#### AVAILABLE DATA

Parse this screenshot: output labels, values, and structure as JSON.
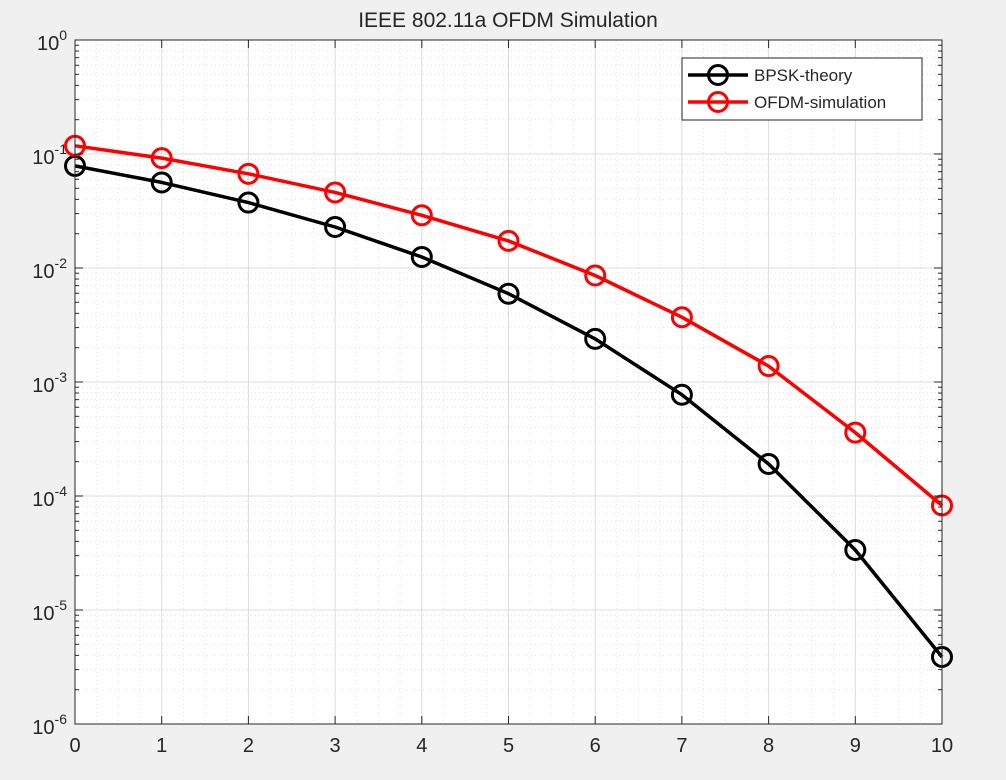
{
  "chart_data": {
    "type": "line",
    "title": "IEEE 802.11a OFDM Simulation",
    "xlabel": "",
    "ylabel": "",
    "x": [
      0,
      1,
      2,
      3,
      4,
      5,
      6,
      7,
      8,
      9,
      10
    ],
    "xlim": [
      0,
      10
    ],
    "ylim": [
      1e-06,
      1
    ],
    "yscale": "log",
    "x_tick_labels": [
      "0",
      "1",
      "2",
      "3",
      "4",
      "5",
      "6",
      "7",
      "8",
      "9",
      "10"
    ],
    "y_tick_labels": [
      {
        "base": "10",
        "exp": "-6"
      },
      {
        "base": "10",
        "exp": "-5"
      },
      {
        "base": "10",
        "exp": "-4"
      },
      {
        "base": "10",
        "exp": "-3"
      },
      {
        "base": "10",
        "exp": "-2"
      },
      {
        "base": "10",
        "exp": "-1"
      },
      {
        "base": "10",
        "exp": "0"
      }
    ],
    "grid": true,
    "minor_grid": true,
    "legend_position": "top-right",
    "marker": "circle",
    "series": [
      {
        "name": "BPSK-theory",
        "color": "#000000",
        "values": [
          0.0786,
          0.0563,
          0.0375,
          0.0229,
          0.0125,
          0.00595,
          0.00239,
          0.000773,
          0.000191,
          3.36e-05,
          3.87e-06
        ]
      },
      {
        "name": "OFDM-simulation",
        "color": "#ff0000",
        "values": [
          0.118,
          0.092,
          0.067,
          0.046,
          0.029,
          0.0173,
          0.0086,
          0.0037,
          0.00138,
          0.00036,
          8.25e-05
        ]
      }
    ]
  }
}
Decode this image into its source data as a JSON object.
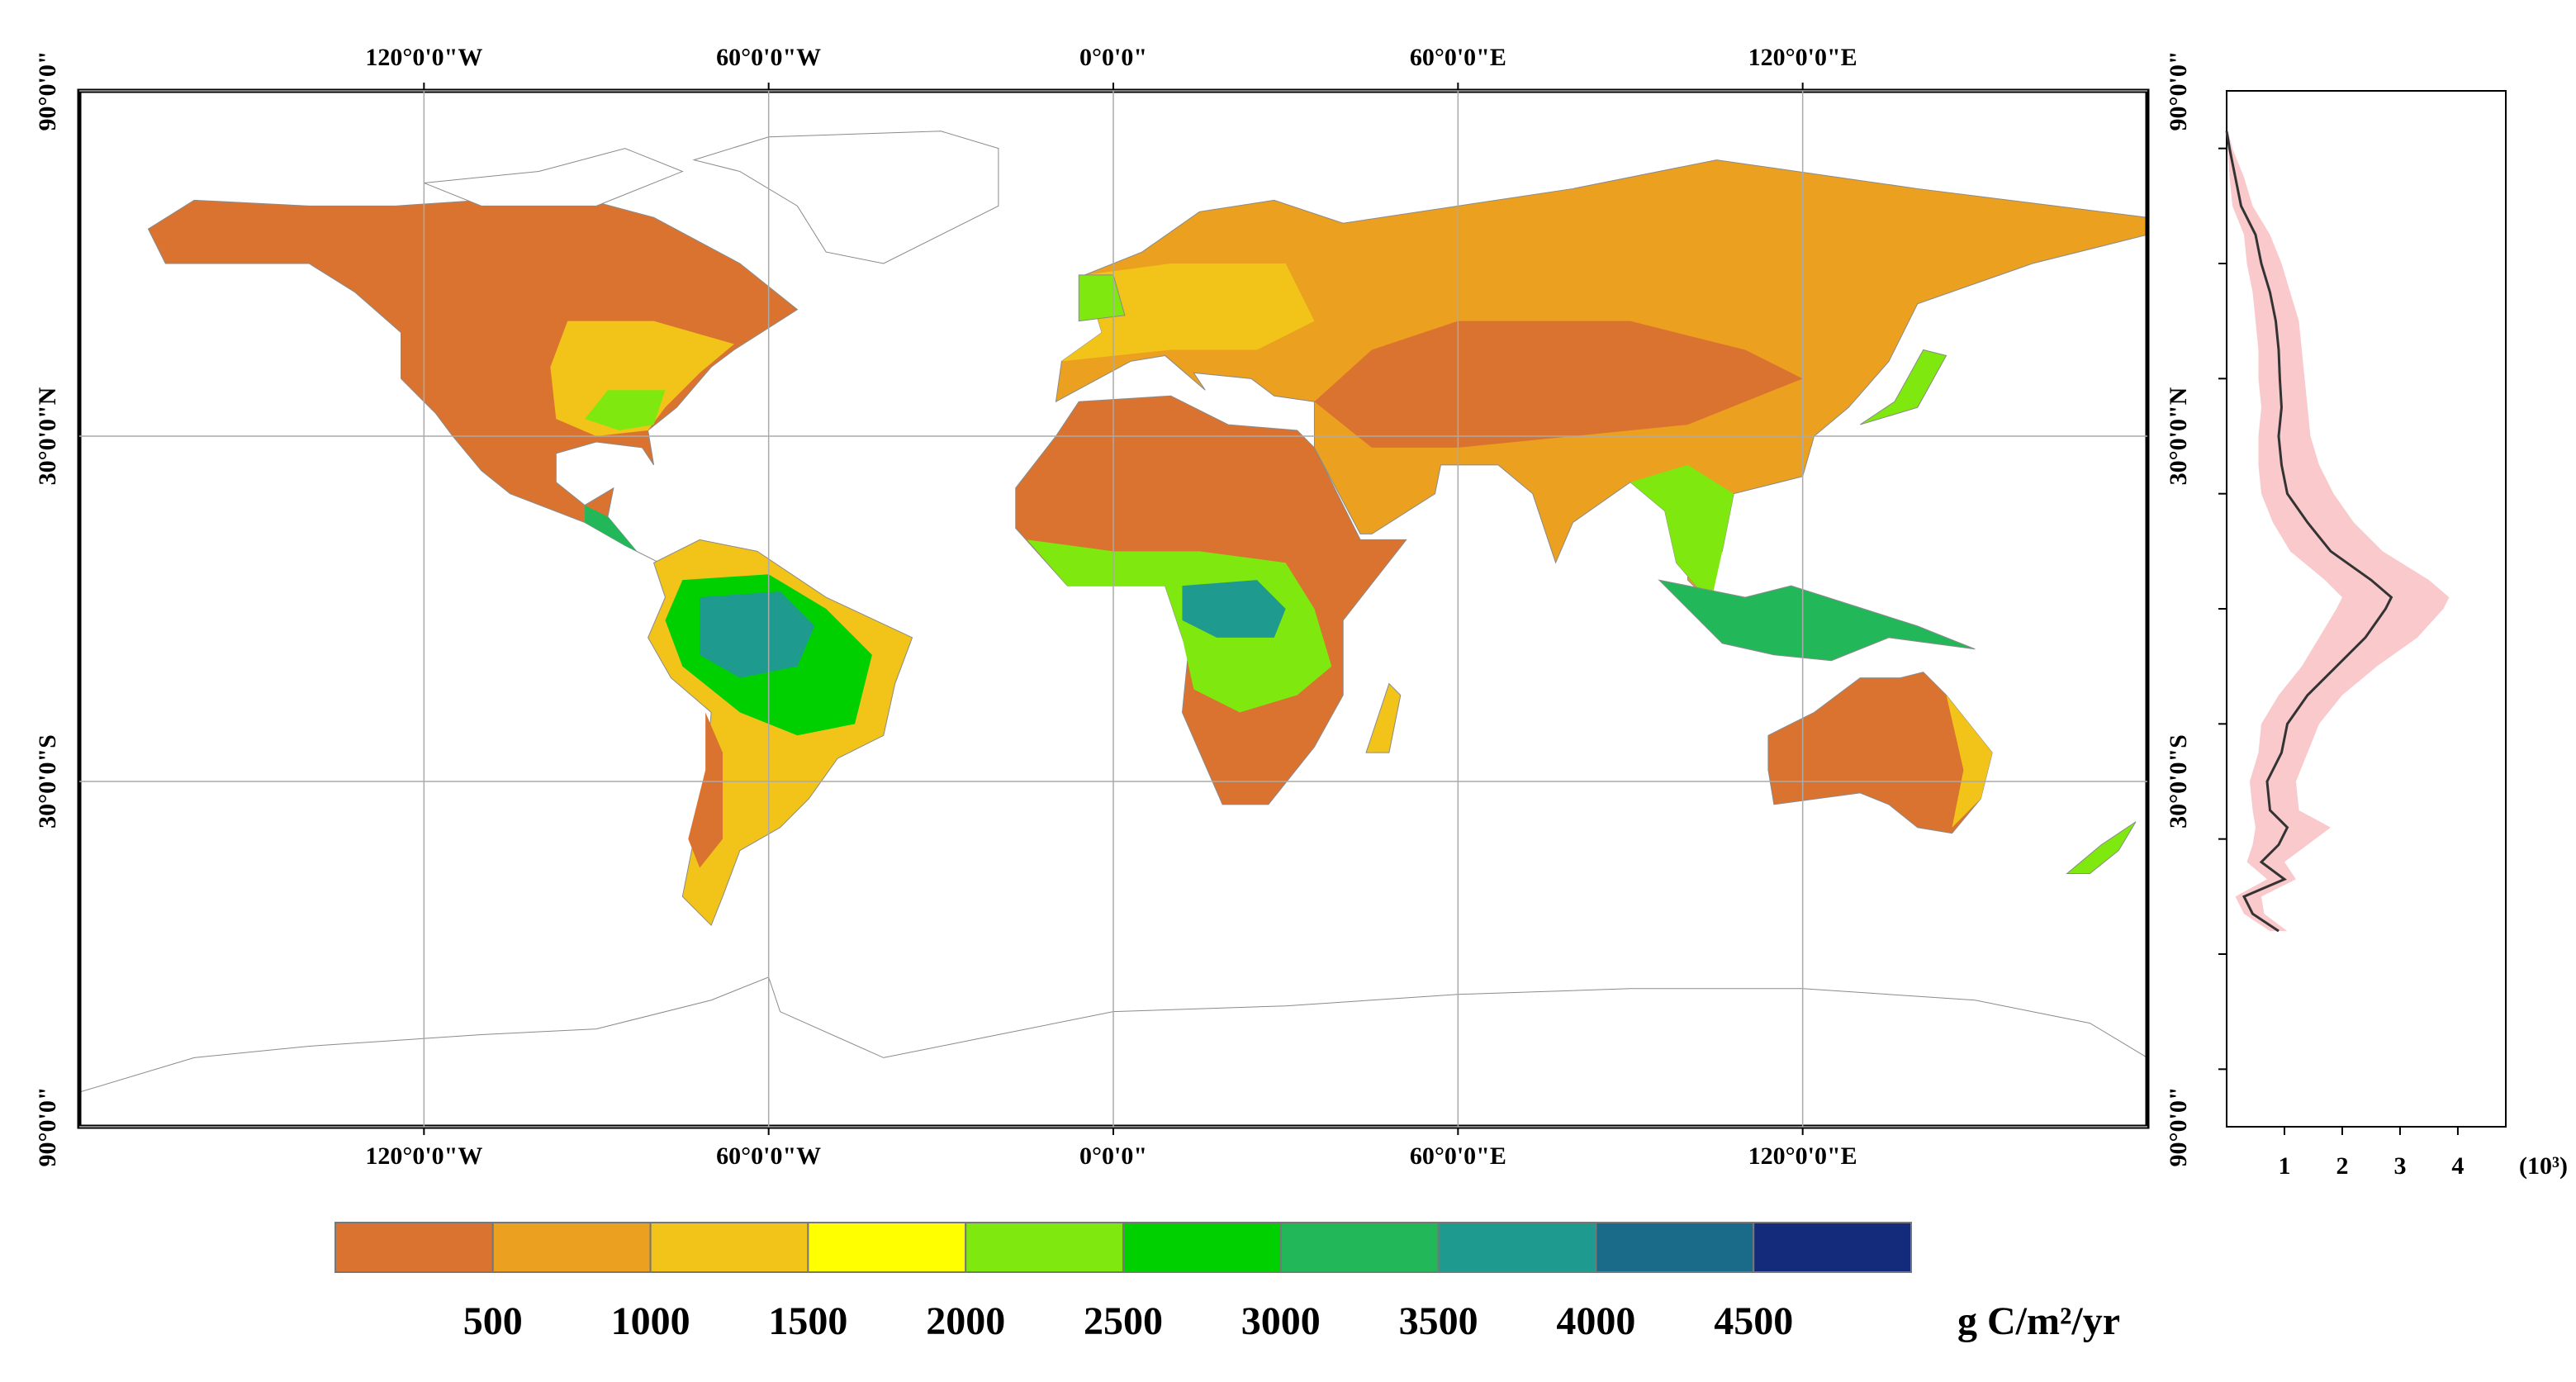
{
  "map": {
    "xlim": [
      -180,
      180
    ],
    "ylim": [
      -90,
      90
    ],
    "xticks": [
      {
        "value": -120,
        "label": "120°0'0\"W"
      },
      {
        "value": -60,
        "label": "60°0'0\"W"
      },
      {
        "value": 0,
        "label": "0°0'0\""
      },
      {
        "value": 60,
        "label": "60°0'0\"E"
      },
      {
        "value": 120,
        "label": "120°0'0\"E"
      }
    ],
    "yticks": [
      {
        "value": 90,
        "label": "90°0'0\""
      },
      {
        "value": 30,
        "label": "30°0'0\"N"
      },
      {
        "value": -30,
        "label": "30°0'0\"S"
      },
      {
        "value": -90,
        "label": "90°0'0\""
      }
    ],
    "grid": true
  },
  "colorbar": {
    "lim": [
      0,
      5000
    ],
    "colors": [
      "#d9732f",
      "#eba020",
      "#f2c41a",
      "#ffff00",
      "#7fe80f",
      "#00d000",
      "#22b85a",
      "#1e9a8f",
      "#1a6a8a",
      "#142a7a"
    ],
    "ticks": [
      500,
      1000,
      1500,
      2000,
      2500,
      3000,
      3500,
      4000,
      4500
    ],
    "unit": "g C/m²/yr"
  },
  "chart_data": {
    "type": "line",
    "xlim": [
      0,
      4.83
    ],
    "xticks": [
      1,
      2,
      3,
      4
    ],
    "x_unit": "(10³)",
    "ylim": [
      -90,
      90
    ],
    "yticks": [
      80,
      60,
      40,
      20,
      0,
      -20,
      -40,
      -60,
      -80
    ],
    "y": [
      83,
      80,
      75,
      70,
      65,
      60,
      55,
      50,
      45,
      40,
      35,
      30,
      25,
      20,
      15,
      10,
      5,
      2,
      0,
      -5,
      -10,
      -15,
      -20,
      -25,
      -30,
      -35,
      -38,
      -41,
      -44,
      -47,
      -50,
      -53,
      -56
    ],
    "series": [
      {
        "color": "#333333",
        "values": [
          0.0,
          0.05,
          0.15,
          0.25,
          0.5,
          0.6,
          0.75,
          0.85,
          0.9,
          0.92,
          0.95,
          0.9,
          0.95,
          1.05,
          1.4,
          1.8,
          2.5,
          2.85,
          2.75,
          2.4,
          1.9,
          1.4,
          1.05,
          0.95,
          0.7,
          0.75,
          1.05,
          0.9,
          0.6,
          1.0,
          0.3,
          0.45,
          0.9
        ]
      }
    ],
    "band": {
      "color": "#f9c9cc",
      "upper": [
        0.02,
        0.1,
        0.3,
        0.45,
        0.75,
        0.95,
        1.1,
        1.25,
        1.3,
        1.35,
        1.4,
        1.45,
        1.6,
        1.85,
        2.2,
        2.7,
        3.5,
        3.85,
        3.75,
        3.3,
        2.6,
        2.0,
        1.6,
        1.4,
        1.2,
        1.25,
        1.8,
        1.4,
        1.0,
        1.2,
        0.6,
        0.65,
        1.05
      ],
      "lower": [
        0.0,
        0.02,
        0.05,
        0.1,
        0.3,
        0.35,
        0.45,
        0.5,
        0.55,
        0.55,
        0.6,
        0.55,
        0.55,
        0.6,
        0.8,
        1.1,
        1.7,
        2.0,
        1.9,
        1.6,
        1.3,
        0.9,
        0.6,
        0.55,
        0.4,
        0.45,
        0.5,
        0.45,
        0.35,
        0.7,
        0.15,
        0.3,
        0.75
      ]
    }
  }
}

########

Repeat the material above verbatim, with no pictures in the output.

Parse this screenshot: output labels, values, and structure as JSON.
{
  "chart_data": {
    "type": "line",
    "title": "IEEE 802.11a OFDM Simulation",
    "xlabel": "",
    "ylabel": "",
    "x": [
      0,
      1,
      2,
      3,
      4,
      5,
      6,
      7,
      8,
      9,
      10
    ],
    "xlim": [
      0,
      10
    ],
    "ylim": [
      1e-06,
      1
    ],
    "yscale": "log",
    "x_tick_labels": [
      "0",
      "1",
      "2",
      "3",
      "4",
      "5",
      "6",
      "7",
      "8",
      "9",
      "10"
    ],
    "y_tick_labels": [
      {
        "base": "10",
        "exp": "-6"
      },
      {
        "base": "10",
        "exp": "-5"
      },
      {
        "base": "10",
        "exp": "-4"
      },
      {
        "base": "10",
        "exp": "-3"
      },
      {
        "base": "10",
        "exp": "-2"
      },
      {
        "base": "10",
        "exp": "-1"
      },
      {
        "base": "10",
        "exp": "0"
      }
    ],
    "grid": true,
    "minor_grid": true,
    "legend_position": "top-right",
    "marker": "circle",
    "series": [
      {
        "name": "BPSK-theory",
        "color": "#000000",
        "values": [
          0.0786,
          0.0563,
          0.0375,
          0.0229,
          0.0125,
          0.00595,
          0.00239,
          0.000773,
          0.000191,
          3.36e-05,
          3.87e-06
        ]
      },
      {
        "name": "OFDM-simulation",
        "color": "#ff0000",
        "values": [
          0.118,
          0.092,
          0.067,
          0.046,
          0.029,
          0.0173,
          0.0086,
          0.0037,
          0.00138,
          0.00036,
          8.25e-05
        ]
      }
    ]
  }
}
Decode this image into its source data as a JSON object.
{
  "map": {
    "xlim": [
      -180,
      180
    ],
    "ylim": [
      -90,
      90
    ],
    "xticks": [
      {
        "value": -120,
        "label": "120°0'0\"W"
      },
      {
        "value": -60,
        "label": "60°0'0\"W"
      },
      {
        "value": 0,
        "label": "0°0'0\""
      },
      {
        "value": 60,
        "label": "60°0'0\"E"
      },
      {
        "value": 120,
        "label": "120°0'0\"E"
      }
    ],
    "yticks": [
      {
        "value": 90,
        "label": "90°0'0\""
      },
      {
        "value": 30,
        "label": "30°0'0\"N"
      },
      {
        "value": -30,
        "label": "30°0'0\"S"
      },
      {
        "value": -90,
        "label": "90°0'0\""
      }
    ],
    "grid": true
  },
  "colorbar": {
    "lim": [
      0,
      5000
    ],
    "colors": [
      "#d9732f",
      "#eba020",
      "#f2c41a",
      "#ffff00",
      "#7fe80f",
      "#00d000",
      "#22b85a",
      "#1e9a8f",
      "#1a6a8a",
      "#142a7a"
    ],
    "ticks": [
      500,
      1000,
      1500,
      2000,
      2500,
      3000,
      3500,
      4000,
      4500
    ],
    "unit": "g C/m²/yr"
  },
  "chart_data": {
    "type": "line",
    "xlim": [
      0,
      4.83
    ],
    "xticks": [
      1,
      2,
      3,
      4
    ],
    "x_unit": "(10³)",
    "ylim": [
      -90,
      90
    ],
    "yticks": [
      80,
      60,
      40,
      20,
      0,
      -20,
      -40,
      -60,
      -80
    ],
    "y": [
      83,
      80,
      75,
      70,
      65,
      60,
      55,
      50,
      45,
      40,
      35,
      30,
      25,
      20,
      15,
      10,
      5,
      2,
      0,
      -5,
      -10,
      -15,
      -20,
      -25,
      -30,
      -35,
      -38,
      -41,
      -44,
      -47,
      -50,
      -53,
      -56
    ],
    "series": [
      {
        "color": "#333333",
        "values": [
          0.0,
          0.05,
          0.15,
          0.25,
          0.5,
          0.6,
          0.75,
          0.85,
          0.9,
          0.92,
          0.95,
          0.9,
          0.95,
          1.05,
          1.4,
          1.8,
          2.5,
          2.85,
          2.75,
          2.4,
          1.9,
          1.4,
          1.05,
          0.95,
          0.7,
          0.75,
          1.05,
          0.9,
          0.6,
          1.0,
          0.3,
          0.45,
          0.9
        ]
      }
    ],
    "band": {
      "color": "#f9c9cc",
      "upper": [
        0.02,
        0.1,
        0.3,
        0.45,
        0.75,
        0.95,
        1.1,
        1.25,
        1.3,
        1.35,
        1.4,
        1.45,
        1.6,
        1.85,
        2.2,
        2.7,
        3.5,
        3.85,
        3.75,
        3.3,
        2.6,
        2.0,
        1.6,
        1.4,
        1.2,
        1.25,
        1.8,
        1.4,
        1.0,
        1.2,
        0.6,
        0.65,
        1.05
      ],
      "lower": [
        0.0,
        0.02,
        0.05,
        0.1,
        0.3,
        0.35,
        0.45,
        0.5,
        0.55,
        0.55,
        0.6,
        0.55,
        0.55,
        0.6,
        0.8,
        1.1,
        1.7,
        2.0,
        1.9,
        1.6,
        1.3,
        0.9,
        0.6,
        0.55,
        0.4,
        0.45,
        0.5,
        0.45,
        0.35,
        0.7,
        0.15,
        0.3,
        0.75
      ]
    }
  }
}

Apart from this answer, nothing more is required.